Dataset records
+--
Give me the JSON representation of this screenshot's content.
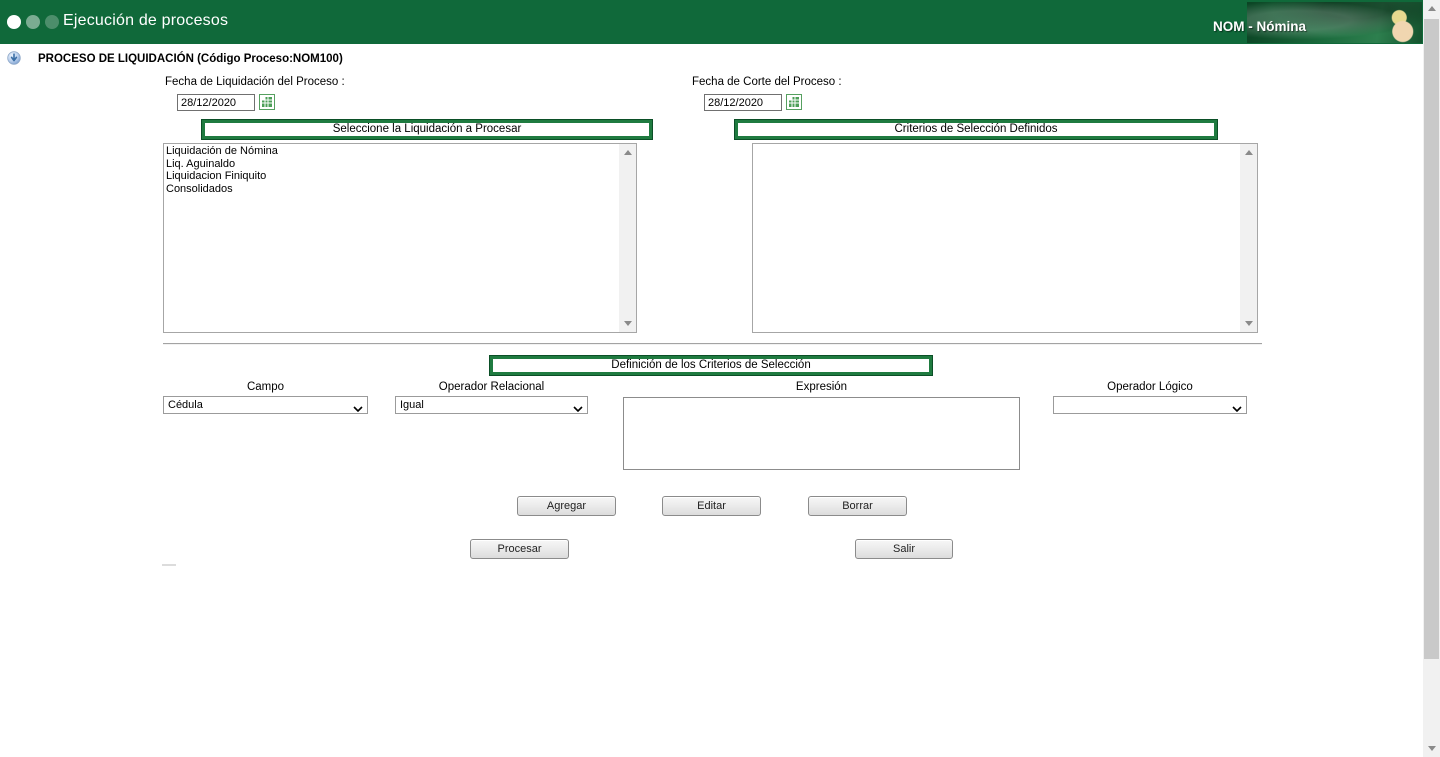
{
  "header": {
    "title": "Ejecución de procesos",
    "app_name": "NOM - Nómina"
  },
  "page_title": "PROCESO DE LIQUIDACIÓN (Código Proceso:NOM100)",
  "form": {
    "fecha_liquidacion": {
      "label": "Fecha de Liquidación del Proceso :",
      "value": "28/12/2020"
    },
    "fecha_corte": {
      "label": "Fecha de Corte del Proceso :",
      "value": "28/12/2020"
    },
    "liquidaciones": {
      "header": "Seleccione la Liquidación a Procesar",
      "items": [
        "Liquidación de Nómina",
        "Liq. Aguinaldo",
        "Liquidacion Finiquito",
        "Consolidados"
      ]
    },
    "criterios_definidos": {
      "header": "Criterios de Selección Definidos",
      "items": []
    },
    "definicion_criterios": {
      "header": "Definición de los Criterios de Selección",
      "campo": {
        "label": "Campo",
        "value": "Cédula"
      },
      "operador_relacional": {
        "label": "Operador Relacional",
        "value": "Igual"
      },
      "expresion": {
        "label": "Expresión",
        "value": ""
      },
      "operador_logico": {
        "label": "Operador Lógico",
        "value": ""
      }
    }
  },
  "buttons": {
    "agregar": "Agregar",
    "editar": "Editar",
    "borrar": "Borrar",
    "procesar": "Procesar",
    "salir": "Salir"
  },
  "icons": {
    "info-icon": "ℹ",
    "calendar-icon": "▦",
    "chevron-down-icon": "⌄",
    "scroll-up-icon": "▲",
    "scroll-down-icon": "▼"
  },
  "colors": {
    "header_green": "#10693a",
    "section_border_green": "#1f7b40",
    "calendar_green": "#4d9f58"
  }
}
+--
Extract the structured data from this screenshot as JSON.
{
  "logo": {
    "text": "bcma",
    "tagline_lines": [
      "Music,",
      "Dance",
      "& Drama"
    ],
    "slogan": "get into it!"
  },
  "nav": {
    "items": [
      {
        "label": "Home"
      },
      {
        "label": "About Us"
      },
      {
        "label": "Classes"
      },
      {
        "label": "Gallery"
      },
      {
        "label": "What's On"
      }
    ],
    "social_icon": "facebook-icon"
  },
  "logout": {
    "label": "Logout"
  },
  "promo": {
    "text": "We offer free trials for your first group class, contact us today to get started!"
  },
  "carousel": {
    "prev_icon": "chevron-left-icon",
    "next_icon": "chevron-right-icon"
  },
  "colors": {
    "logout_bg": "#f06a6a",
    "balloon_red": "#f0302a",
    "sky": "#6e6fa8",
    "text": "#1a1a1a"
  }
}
+--
From the listing above, pick out every line containing "this".

Give me the JSON representation of this screenshot's content.
Extract the structured data from this screenshot as JSON.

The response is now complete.